- [Extract to read]:

Question

the angle of intersection of the curves y=x² and x=y² at (1,1) is

• A. tan^-1\(\frac{4}{3}\)
• B. tan^-1(1)
• C. 90\(^{\circ}\)
• D. tan^-1\(\frac{3}{4}\)

Answer 1

The Correct Option is D

 To find the angle of intersection between the curves \(y = x^2\) and \(x = y^2\) at the point (1,1), we can use the formula for the angle between two curves:

The angle of intersection \(\theta\) between two curves with slopes \(m_1\) and \(m_2\) is given by:

\[\tan \theta = \left|\frac{m_1 - m_2}{1 + m_1 m_2}\right|\]

First, we find the derivatives of the curves to get the slopes:

1. Differentiating \(y = x^2\) with respect to \(x\), we get: 

\[\frac{dy}{dx} = 2x\]

1. . At the point (1,1), the slope \(m_1 = 2(1) = 2\).
2. Differentiating \(x = y^2\) with respect to \(x\), we implicitly differentiate to get: 

\[\frac{d}{dx}(x = y^2) \Rightarrow 1 = 2y \frac{dy}{dx}\]

1.

- [Stored data]:
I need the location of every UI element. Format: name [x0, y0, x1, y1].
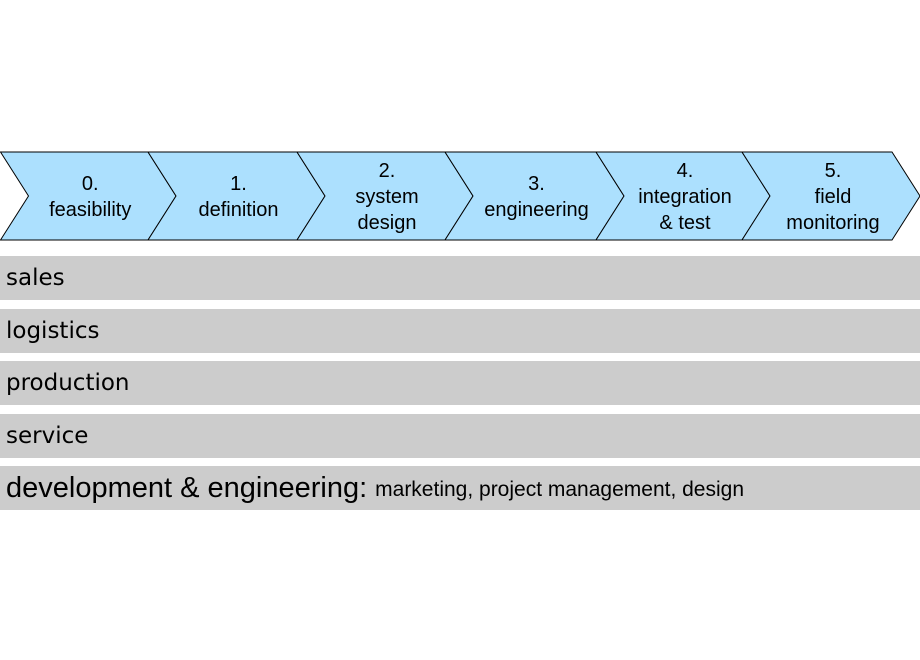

- [Task set]:
a - Write out the passage of the curve-intersection solution starting at "The angle of intersection \(\theta\)" and ending at "slope \(m_1 = 2(1) = 2\).".
b - In one to three sentences, explain why the curve-intersection solution works out the derivatives of the two curves.
c - Carry on the curve-intersection solution from the spot where it stops.

- [Answer set]:
a -
The angle of intersection \(\theta\) between two curves with slopes \(m_1\) and \(m_2\) is given by:

\[\tan \theta = \left|\frac{m_1 - m_2}{1 + m_1 m_2}\right|\]

First, we find the derivatives of the curves to get the slopes:

1. Differentiating \(y = x^2\) with respect to \(x\), we get: 

\[\frac{dy}{dx} = 2x\]

1. . At the point (1,1), the slope \(m_1 = 2(1) = 2\).

b - The angle formula, tan θ = |(m₁ − m₂)/(1 + m₁m₂)|, needs the slopes of both curves. Taking the derivatives gives those slopes. For y = x², the slope at (1,1) is 2.

c -
   Solving for \(\frac{dy}{dx}\), we have: 

\[\frac{dy}{dx} = \frac{1}{2y}\]

1. . At the point (1,1), the slope \(m_2 = \frac{1}{2(1)} = \frac{1}{2}\).

Substituting the values of \(m_1\) and \(m_2\) into the formula for \(\tan \theta\), we get:

\[\tan \theta = \left|\frac{2 - \frac{1}{2}}{1 + 2 \times \frac{1}{2}}\right|\]

Calculate the expression:

\[\tan \theta = \left|\frac{\frac{4}{2} - \frac{1}{2}}{1 + 1}\right| = \left|\frac{\frac{3}{2}}{2}\right| = \left|\frac{3}{4}\right|\]

Thus, the angle of intersection \(\theta\) is \(\tan^{-1}\left(\frac{3}{4}\right)\).

The correct answer is:

tan^-1\(\frac{3}{4}\)